SET PROBLEM
Extract each record and reproduce it exactly.

* * *

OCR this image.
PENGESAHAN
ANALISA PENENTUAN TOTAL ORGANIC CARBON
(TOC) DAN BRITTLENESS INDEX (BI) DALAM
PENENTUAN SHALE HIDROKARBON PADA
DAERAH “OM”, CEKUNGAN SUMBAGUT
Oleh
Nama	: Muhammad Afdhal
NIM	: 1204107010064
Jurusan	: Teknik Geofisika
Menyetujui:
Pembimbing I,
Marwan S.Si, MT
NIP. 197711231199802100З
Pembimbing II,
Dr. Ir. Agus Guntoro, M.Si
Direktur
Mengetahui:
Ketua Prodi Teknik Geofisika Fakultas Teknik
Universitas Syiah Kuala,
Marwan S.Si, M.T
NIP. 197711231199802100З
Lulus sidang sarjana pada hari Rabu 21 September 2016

* * *

THE REPLY
OCR this image.
PENGESAHAN
ANALISA PENENTUAN TOTAL ORGANIC CARBON
(TOC) DAN BRITTLENESS INDEX (BI) DALAM
PENENTUAN SHALE HIDROKARBON PADA
DAERAH “OM”, CEKUNGAN SUMBAGUT
Oleh
Nama	: Muhammad Afdhal
NIM	: 1204107010064
Jurusan	: Teknik Geofisika
Menyetujui:
Pembimbing I,
Marwan S.Si, MT
NIP. 197711231199802100З
Pembimbing II,
Dr. Ir. Agus Guntoro, M.Si
Direktur
Mengetahui:
Ketua Prodi Teknik Geofisika Fakultas Teknik
Universitas Syiah Kuala,
Marwan S.Si, M.T
NIP. 197711231199802100З
Lulus sidang sarjana pada hari Rabu 21 September 2016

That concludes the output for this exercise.